Data lines start
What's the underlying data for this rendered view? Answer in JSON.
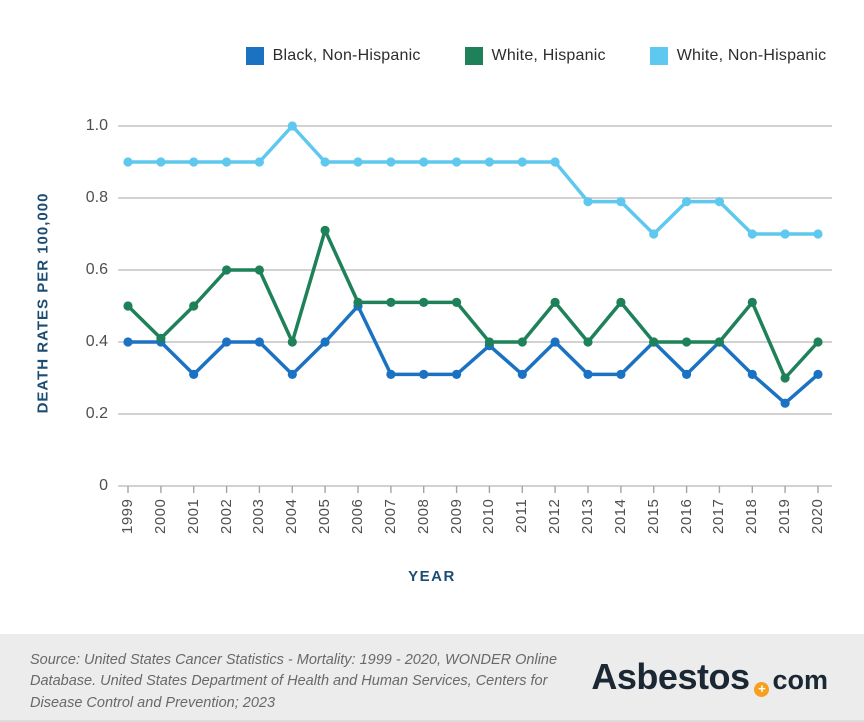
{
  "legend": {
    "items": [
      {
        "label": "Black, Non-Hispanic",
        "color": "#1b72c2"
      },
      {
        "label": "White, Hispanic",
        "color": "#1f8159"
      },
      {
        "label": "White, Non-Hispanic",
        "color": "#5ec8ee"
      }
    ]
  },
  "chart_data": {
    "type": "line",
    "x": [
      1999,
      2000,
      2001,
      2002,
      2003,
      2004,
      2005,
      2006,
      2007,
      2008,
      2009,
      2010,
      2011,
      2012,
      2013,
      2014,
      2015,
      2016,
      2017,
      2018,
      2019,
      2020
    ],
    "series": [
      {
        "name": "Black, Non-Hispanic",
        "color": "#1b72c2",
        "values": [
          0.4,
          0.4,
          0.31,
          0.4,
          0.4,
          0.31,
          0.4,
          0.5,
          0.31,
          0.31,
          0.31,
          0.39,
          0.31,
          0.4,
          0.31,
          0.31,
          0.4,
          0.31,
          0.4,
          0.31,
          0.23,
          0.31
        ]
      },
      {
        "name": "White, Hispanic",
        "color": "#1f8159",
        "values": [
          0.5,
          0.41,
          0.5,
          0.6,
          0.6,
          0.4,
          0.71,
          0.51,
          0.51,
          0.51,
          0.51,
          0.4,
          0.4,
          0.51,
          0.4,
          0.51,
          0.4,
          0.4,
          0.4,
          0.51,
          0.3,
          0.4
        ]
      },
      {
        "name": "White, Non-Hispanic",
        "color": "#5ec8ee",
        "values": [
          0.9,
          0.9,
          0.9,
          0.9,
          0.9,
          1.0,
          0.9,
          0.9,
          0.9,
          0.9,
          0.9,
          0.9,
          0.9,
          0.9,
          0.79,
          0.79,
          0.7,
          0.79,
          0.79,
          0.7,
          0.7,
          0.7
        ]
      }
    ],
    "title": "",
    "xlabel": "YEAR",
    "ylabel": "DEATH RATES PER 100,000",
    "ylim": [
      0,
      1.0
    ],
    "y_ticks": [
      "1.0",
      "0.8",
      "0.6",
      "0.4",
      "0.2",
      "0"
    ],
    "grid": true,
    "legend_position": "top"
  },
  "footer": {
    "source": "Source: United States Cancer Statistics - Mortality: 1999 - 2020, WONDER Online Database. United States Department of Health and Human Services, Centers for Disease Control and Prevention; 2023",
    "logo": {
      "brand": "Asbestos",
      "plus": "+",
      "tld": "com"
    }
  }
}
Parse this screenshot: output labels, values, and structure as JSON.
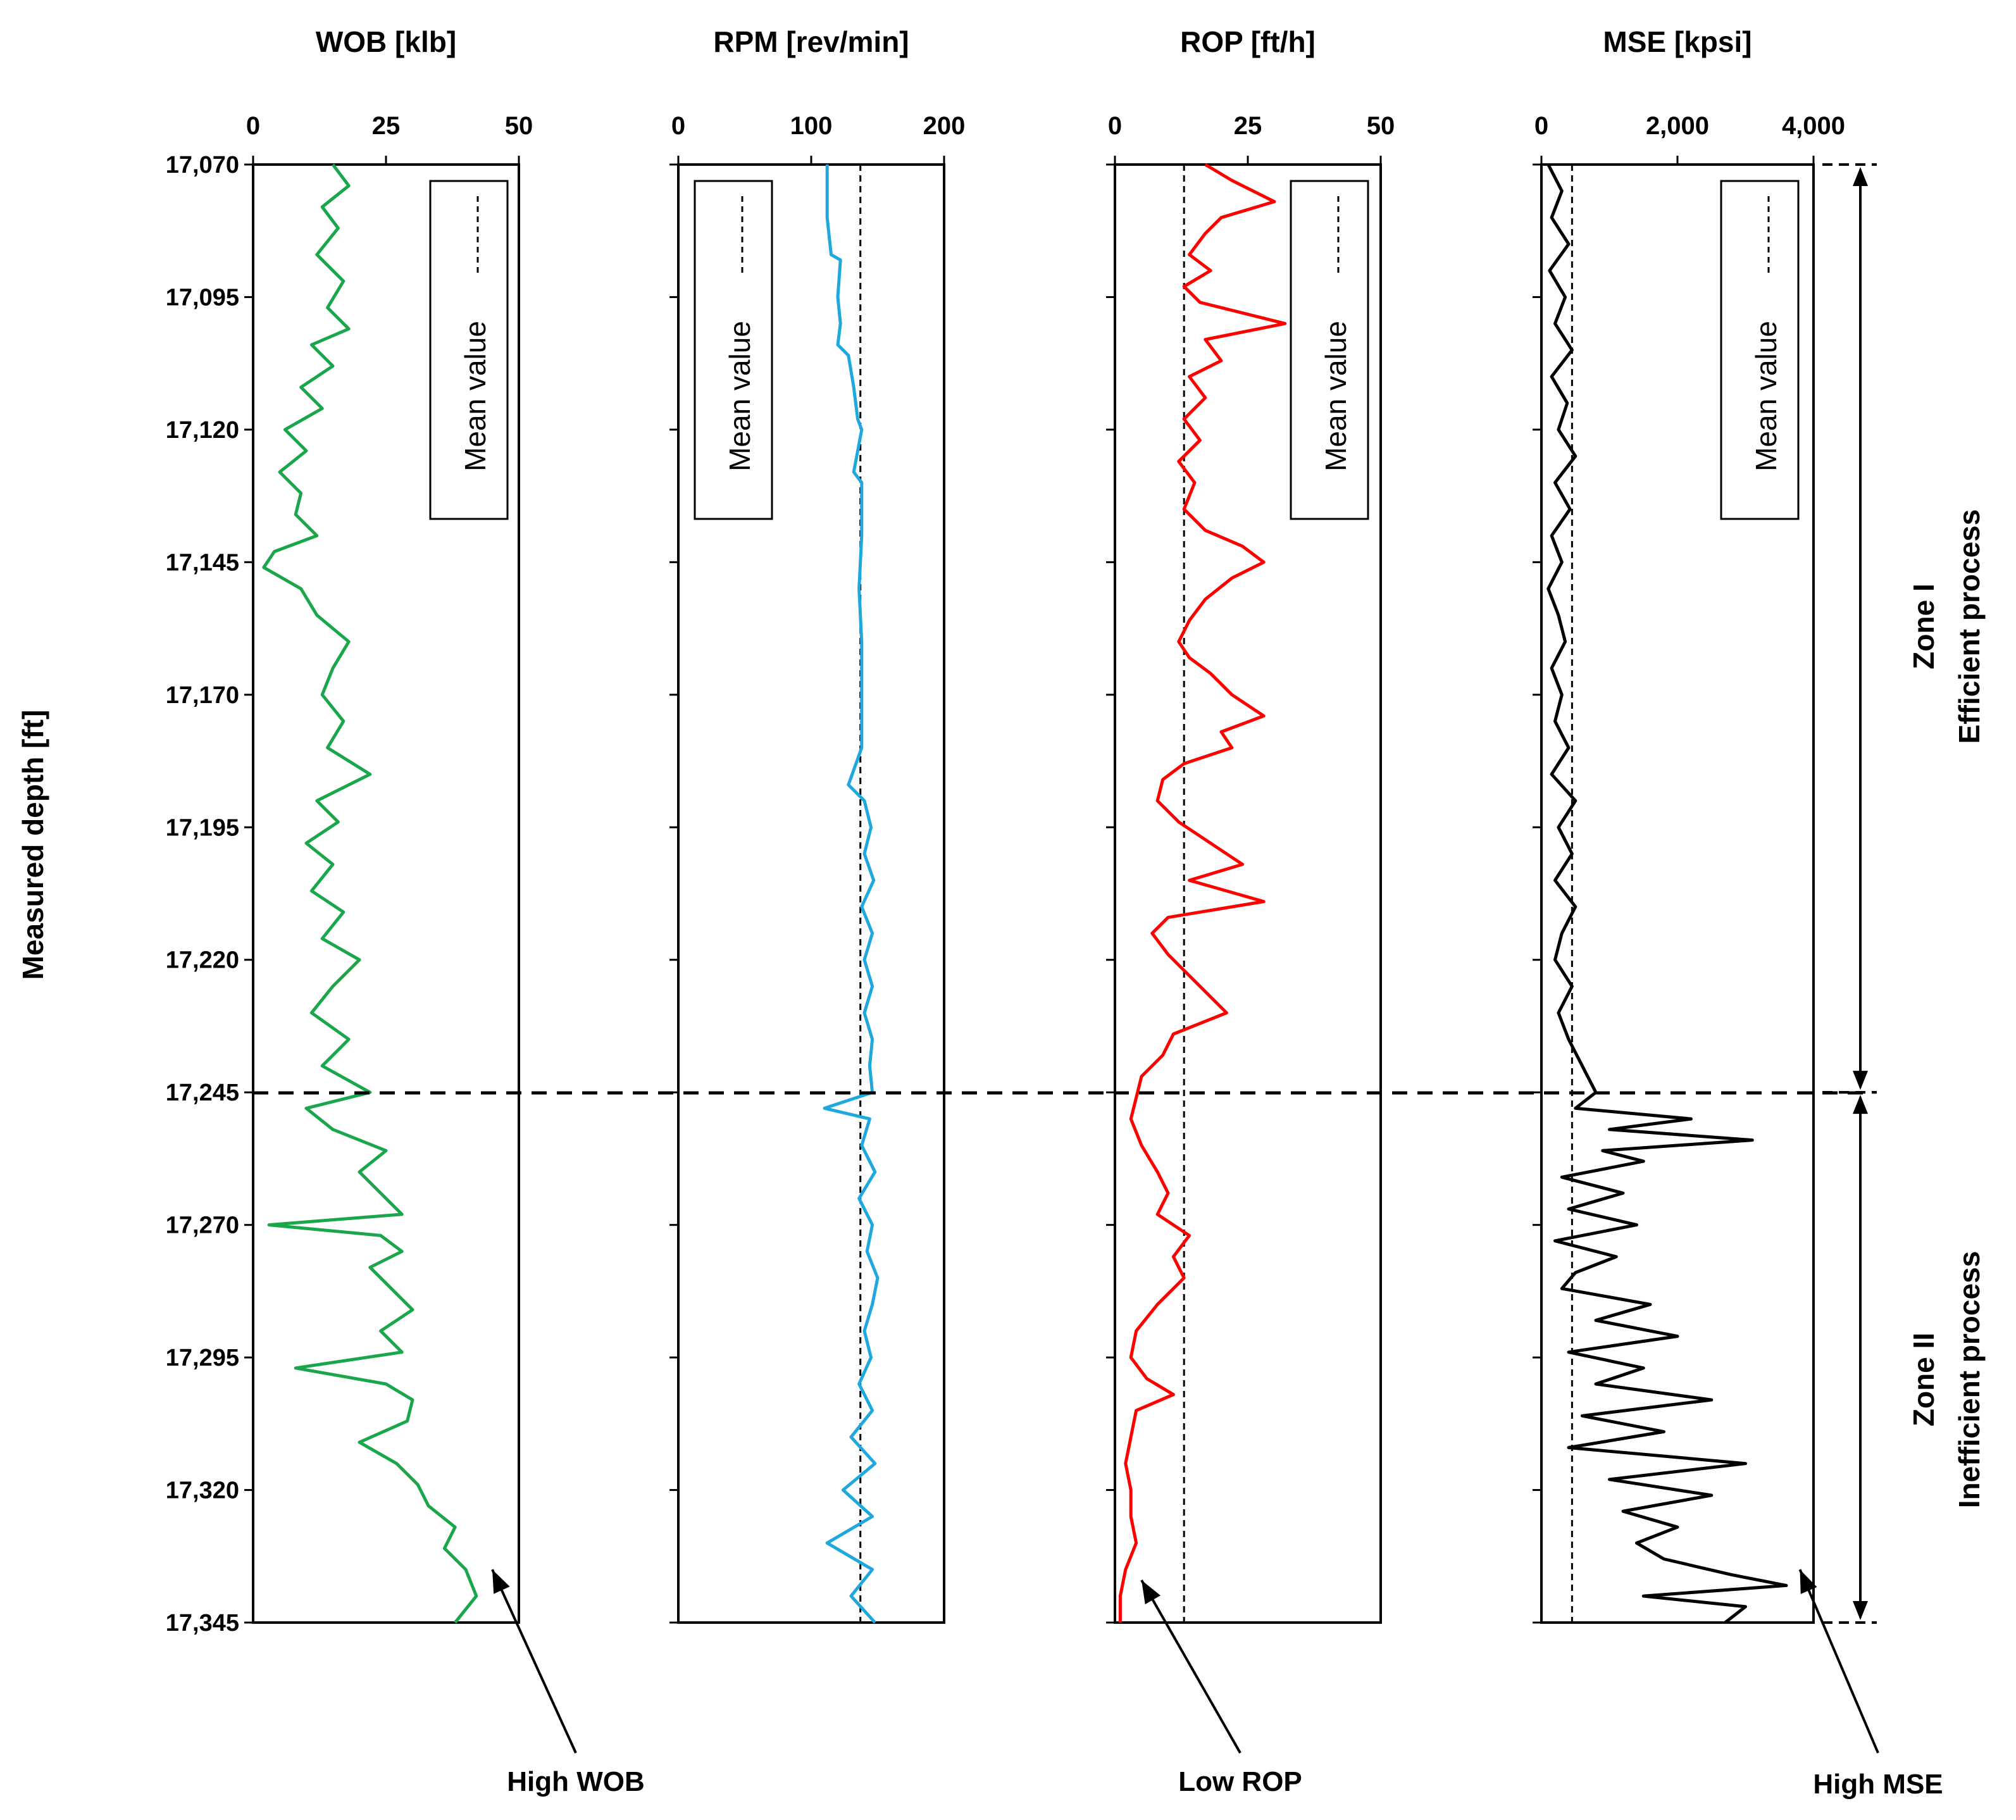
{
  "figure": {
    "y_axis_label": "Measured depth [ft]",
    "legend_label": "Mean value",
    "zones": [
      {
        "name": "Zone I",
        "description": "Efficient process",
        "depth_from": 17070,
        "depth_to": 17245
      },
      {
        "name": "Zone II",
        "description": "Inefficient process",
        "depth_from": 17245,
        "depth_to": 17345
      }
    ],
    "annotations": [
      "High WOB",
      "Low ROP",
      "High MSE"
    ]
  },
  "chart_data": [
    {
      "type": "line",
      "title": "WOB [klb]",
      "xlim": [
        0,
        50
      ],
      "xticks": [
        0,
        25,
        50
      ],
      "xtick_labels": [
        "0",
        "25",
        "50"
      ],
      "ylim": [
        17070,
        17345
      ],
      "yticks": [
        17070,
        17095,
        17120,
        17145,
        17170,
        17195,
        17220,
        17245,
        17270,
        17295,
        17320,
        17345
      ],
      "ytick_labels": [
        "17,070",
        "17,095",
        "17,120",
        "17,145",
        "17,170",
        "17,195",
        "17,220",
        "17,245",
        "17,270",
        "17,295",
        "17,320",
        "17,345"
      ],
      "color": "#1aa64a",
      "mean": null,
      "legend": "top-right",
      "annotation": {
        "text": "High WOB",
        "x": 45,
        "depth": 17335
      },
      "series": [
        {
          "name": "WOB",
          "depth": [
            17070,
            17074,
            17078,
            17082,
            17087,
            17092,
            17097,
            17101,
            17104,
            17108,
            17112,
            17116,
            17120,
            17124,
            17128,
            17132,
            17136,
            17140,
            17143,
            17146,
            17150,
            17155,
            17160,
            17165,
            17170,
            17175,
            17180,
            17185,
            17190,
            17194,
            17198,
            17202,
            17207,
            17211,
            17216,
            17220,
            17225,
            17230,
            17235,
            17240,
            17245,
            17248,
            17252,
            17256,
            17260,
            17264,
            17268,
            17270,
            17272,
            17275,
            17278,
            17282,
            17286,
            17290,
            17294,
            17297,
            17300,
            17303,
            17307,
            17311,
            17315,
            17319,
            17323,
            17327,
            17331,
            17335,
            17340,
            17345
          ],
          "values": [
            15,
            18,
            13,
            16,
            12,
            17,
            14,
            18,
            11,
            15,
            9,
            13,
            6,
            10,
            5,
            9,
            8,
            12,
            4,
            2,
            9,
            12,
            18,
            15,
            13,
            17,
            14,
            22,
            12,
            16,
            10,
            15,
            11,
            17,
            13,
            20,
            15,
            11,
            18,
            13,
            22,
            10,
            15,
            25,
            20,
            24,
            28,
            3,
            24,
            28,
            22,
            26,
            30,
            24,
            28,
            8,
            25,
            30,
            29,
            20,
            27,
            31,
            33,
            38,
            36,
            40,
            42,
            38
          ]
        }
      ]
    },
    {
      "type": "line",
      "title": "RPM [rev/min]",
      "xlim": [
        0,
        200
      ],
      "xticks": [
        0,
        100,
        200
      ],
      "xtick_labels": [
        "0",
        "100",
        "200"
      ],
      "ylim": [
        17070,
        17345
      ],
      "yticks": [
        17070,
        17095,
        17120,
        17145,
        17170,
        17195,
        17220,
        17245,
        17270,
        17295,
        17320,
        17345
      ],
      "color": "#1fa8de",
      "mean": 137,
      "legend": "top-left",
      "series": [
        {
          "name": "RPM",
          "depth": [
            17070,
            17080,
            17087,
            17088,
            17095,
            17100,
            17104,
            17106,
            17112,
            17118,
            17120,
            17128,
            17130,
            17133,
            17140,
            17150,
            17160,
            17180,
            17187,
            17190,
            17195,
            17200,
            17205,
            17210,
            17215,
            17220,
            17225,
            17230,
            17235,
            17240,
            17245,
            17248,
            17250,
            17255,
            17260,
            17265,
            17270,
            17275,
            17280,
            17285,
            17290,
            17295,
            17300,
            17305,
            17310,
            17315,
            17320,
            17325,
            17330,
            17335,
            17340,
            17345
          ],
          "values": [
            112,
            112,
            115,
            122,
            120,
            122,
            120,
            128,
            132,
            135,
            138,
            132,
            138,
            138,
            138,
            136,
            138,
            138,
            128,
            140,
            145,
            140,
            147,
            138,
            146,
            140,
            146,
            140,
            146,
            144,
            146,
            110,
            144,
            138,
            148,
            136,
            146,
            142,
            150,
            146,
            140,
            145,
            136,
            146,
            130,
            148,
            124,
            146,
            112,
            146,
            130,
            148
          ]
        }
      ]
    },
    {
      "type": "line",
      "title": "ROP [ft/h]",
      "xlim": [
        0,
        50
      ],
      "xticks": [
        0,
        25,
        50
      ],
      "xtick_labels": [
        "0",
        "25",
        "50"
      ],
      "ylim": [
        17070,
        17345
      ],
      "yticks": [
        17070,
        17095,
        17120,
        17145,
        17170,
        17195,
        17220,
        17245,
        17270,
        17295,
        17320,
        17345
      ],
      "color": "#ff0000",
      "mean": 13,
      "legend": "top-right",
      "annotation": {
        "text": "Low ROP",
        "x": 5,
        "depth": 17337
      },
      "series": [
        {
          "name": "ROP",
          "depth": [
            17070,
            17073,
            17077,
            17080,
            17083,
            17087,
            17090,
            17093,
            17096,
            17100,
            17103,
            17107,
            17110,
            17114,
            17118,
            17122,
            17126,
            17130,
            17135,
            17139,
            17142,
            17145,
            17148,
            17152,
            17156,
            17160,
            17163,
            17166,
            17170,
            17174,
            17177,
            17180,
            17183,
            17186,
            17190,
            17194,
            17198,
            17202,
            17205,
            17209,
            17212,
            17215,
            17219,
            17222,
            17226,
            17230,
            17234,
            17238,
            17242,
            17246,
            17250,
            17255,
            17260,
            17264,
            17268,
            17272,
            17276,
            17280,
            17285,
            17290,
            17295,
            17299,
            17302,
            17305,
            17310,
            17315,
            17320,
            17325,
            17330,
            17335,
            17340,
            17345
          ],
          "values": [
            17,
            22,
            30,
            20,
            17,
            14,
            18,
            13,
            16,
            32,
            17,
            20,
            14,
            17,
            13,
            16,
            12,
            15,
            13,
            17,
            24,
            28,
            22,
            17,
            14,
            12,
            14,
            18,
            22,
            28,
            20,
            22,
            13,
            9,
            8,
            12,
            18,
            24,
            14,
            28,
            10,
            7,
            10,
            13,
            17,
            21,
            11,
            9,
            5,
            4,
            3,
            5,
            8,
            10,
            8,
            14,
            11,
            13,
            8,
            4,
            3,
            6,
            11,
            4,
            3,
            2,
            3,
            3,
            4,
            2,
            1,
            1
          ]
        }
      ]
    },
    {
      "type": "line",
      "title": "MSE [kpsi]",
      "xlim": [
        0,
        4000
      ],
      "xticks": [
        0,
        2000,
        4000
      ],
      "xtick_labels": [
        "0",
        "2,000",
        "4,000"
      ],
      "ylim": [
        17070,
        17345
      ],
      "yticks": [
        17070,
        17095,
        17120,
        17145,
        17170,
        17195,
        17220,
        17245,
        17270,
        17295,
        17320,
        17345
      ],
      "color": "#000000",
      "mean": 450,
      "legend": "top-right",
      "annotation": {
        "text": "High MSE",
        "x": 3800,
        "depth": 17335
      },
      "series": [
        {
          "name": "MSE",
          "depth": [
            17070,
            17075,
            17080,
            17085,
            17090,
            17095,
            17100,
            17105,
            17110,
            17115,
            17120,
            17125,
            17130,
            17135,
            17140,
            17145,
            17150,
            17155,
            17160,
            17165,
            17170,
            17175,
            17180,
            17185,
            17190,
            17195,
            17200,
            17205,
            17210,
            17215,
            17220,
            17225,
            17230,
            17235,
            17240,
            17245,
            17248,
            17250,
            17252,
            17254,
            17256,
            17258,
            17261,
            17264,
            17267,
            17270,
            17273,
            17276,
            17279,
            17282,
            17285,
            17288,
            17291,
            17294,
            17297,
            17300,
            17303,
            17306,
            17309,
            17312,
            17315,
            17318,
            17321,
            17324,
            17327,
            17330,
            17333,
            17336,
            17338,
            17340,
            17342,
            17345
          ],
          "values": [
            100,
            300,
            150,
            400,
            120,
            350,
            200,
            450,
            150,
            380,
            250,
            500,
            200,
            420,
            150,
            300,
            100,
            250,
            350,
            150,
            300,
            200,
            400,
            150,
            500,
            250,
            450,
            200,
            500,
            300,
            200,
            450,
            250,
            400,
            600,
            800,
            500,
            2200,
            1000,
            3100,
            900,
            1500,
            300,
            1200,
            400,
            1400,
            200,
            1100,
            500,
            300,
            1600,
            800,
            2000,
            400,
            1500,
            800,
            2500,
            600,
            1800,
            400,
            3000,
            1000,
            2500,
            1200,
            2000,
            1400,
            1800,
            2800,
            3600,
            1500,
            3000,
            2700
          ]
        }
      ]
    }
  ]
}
Data lines end
> **Instructions for the task**
Looking at the entries above, say how many lines contain the word "process". Only the number is wanted.

> **Reply to the task**
2